Work required
Set down every record once more, exactly as given.

=== Records to process ===

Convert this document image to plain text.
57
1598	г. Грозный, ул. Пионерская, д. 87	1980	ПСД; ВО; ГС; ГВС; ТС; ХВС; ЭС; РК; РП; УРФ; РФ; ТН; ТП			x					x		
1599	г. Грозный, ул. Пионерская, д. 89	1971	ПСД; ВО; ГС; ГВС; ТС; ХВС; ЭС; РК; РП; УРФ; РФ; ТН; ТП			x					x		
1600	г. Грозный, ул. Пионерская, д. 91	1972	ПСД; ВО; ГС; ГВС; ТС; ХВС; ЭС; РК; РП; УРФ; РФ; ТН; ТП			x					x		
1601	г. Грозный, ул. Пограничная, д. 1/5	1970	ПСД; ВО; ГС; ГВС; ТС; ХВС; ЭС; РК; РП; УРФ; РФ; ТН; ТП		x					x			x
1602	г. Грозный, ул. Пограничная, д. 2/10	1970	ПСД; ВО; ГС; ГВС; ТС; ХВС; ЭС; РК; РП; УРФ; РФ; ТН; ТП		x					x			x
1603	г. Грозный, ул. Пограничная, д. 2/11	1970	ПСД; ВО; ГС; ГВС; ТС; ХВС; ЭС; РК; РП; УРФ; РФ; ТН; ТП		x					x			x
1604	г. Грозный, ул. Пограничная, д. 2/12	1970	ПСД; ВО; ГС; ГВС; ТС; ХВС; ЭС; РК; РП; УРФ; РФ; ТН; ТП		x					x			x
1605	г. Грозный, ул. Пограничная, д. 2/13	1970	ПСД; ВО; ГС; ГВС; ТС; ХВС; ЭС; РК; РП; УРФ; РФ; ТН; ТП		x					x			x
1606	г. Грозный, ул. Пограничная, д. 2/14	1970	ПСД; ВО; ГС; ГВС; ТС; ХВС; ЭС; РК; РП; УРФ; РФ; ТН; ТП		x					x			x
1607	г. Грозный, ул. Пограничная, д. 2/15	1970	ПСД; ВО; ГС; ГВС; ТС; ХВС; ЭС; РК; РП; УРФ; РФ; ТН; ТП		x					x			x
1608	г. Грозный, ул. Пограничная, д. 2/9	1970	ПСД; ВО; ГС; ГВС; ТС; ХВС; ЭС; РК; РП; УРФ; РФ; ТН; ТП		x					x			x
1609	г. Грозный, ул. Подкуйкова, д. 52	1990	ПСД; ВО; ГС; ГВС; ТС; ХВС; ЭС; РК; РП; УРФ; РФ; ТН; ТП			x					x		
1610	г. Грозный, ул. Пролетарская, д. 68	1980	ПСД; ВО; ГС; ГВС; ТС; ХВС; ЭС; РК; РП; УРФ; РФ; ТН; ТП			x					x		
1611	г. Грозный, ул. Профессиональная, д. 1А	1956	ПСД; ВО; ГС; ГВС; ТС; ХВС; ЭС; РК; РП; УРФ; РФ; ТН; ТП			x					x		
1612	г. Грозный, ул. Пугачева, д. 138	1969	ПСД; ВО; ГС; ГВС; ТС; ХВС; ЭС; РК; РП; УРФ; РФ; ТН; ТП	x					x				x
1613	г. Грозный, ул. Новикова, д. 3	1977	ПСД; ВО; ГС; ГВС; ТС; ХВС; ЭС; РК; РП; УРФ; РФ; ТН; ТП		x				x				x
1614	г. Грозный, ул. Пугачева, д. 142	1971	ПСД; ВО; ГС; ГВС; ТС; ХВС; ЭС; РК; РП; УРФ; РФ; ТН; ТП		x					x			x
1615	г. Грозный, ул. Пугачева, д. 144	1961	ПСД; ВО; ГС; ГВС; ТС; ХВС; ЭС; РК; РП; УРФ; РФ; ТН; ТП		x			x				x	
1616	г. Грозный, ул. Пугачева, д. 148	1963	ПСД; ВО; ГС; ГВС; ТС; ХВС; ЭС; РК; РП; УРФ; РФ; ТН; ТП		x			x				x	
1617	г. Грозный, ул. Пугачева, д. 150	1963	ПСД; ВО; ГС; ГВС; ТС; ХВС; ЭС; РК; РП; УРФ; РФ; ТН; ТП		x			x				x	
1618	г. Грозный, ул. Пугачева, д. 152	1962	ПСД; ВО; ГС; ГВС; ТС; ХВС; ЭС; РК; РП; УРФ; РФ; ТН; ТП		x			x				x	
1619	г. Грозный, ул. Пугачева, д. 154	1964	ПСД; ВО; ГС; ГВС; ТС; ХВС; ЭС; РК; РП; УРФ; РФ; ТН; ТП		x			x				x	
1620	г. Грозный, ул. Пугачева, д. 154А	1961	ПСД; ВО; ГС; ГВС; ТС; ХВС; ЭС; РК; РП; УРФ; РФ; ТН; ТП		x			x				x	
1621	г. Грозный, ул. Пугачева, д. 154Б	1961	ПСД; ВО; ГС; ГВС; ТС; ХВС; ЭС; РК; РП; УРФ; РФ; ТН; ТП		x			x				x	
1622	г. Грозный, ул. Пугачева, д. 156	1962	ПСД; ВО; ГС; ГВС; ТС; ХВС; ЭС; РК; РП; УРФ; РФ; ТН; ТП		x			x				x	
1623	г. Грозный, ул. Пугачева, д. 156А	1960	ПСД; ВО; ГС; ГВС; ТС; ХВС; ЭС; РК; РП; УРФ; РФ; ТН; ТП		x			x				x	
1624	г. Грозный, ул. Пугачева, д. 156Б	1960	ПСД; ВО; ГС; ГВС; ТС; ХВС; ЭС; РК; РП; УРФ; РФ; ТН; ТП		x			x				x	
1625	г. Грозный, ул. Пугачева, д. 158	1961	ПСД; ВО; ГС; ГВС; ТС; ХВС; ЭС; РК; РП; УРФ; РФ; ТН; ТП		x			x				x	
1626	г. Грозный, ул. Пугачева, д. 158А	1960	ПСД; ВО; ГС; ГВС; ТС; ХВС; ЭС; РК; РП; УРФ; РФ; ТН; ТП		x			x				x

===

Written answer
Convert this document image to plain text.
57
1598	г. Грозный, ул. Пионерская, д. 87	1980	ПСД; ВО; ГС; ГВС; ТС; ХВС; ЭС; РК; РП; УРФ; РФ; ТН; ТП			x					x		
1599	г. Грозный, ул. Пионерская, д. 89	1971	ПСД; ВО; ГС; ГВС; ТС; ХВС; ЭС; РК; РП; УРФ; РФ; ТН; ТП			x					x		
1600	г. Грозный, ул. Пионерская, д. 91	1972	ПСД; ВО; ГС; ГВС; ТС; ХВС; ЭС; РК; РП; УРФ; РФ; ТН; ТП			x					x		
1601	г. Грозный, ул. Пограничная, д. 1/5	1970	ПСД; ВО; ГС; ГВС; ТС; ХВС; ЭС; РК; РП; УРФ; РФ; ТН; ТП		x					x			x
1602	г. Грозный, ул. Пограничная, д. 2/10	1970	ПСД; ВО; ГС; ГВС; ТС; ХВС; ЭС; РК; РП; УРФ; РФ; ТН; ТП		x					x			x
1603	г. Грозный, ул. Пограничная, д. 2/11	1970	ПСД; ВО; ГС; ГВС; ТС; ХВС; ЭС; РК; РП; УРФ; РФ; ТН; ТП		x					x			x
1604	г. Грозный, ул. Пограничная, д. 2/12	1970	ПСД; ВО; ГС; ГВС; ТС; ХВС; ЭС; РК; РП; УРФ; РФ; ТН; ТП		x					x			x
1605	г. Грозный, ул. Пограничная, д. 2/13	1970	ПСД; ВО; ГС; ГВС; ТС; ХВС; ЭС; РК; РП; УРФ; РФ; ТН; ТП		x					x			x
1606	г. Грозный, ул. Пограничная, д. 2/14	1970	ПСД; ВО; ГС; ГВС; ТС; ХВС; ЭС; РК; РП; УРФ; РФ; ТН; ТП		x					x			x
1607	г. Грозный, ул. Пограничная, д. 2/15	1970	ПСД; ВО; ГС; ГВС; ТС; ХВС; ЭС; РК; РП; УРФ; РФ; ТН; ТП		x					x			x
1608	г. Грозный, ул. Пограничная, д. 2/9	1970	ПСД; ВО; ГС; ГВС; ТС; ХВС; ЭС; РК; РП; УРФ; РФ; ТН; ТП		x					x			x
1609	г. Грозный, ул. Подкуйкова, д. 52	1990	ПСД; ВО; ГС; ГВС; ТС; ХВС; ЭС; РК; РП; УРФ; РФ; ТН; ТП			x					x		
1610	г. Грозный, ул. Пролетарская, д. 68	1980	ПСД; ВО; ГС; ГВС; ТС; ХВС; ЭС; РК; РП; УРФ; РФ; ТН; ТП			x					x		
1611	г. Грозный, ул. Профессиональная, д. 1А	1956	ПСД; ВО; ГС; ГВС; ТС; ХВС; ЭС; РК; РП; УРФ; РФ; ТН; ТП			x					x		
1612	г. Грозный, ул. Пугачева, д. 138	1969	ПСД; ВО; ГС; ГВС; ТС; ХВС; ЭС; РК; РП; УРФ; РФ; ТН; ТП	x					x				x
1613	г. Грозный, ул. Новикова, д. 3	1977	ПСД; ВО; ГС; ГВС; ТС; ХВС; ЭС; РК; РП; УРФ; РФ; ТН; ТП		x				x				x
1614	г. Грозный, ул. Пугачева, д. 142	1971	ПСД; ВО; ГС; ГВС; ТС; ХВС; ЭС; РК; РП; УРФ; РФ; ТН; ТП		x					x			x
1615	г. Грозный, ул. Пугачева, д. 144	1961	ПСД; ВО; ГС; ГВС; ТС; ХВС; ЭС; РК; РП; УРФ; РФ; ТН; ТП		x			x				x	
1616	г. Грозный, ул. Пугачева, д. 148	1963	ПСД; ВО; ГС; ГВС; ТС; ХВС; ЭС; РК; РП; УРФ; РФ; ТН; ТП		x			x				x	
1617	г. Грозный, ул. Пугачева, д. 150	1963	ПСД; ВО; ГС; ГВС; ТС; ХВС; ЭС; РК; РП; УРФ; РФ; ТН; ТП		x			x				x	
1618	г. Грозный, ул. Пугачева, д. 152	1962	ПСД; ВО; ГС; ГВС; ТС; ХВС; ЭС; РК; РП; УРФ; РФ; ТН; ТП		x			x				x	
1619	г. Грозный, ул. Пугачева, д. 154	1964	ПСД; ВО; ГС; ГВС; ТС; ХВС; ЭС; РК; РП; УРФ; РФ; ТН; ТП		x			x				x	
1620	г. Грозный, ул. Пугачева, д. 154А	1961	ПСД; ВО; ГС; ГВС; ТС; ХВС; ЭС; РК; РП; УРФ; РФ; ТН; ТП		x			x				x	
1621	г. Грозный, ул. Пугачева, д. 154Б	1961	ПСД; ВО; ГС; ГВС; ТС; ХВС; ЭС; РК; РП; УРФ; РФ; ТН; ТП		x			x				x	
1622	г. Грозный, ул. Пугачева, д. 156	1962	ПСД; ВО; ГС; ГВС; ТС; ХВС; ЭС; РК; РП; УРФ; РФ; ТН; ТП		x			x				x	
1623	г. Грозный, ул. Пугачева, д. 156А	1960	ПСД; ВО; ГС; ГВС; ТС; ХВС; ЭС; РК; РП; УРФ; РФ; ТН; ТП		x			x				x	
1624	г. Грозный, ул. Пугачева, д. 156Б	1960	ПСД; ВО; ГС; ГВС; ТС; ХВС; ЭС; РК; РП; УРФ; РФ; ТН; ТП		x			x				x	
1625	г. Грозный, ул. Пугачева, д. 158	1961	ПСД; ВО; ГС; ГВС; ТС; ХВС; ЭС; РК; РП; УРФ; РФ; ТН; ТП		x			x				x	
1626	г. Грозный, ул. Пугачева, д. 158А	1960	ПСД; ВО; ГС; ГВС; ТС; ХВС; ЭС; РК; РП; УРФ; РФ; ТН; ТП		x			x				x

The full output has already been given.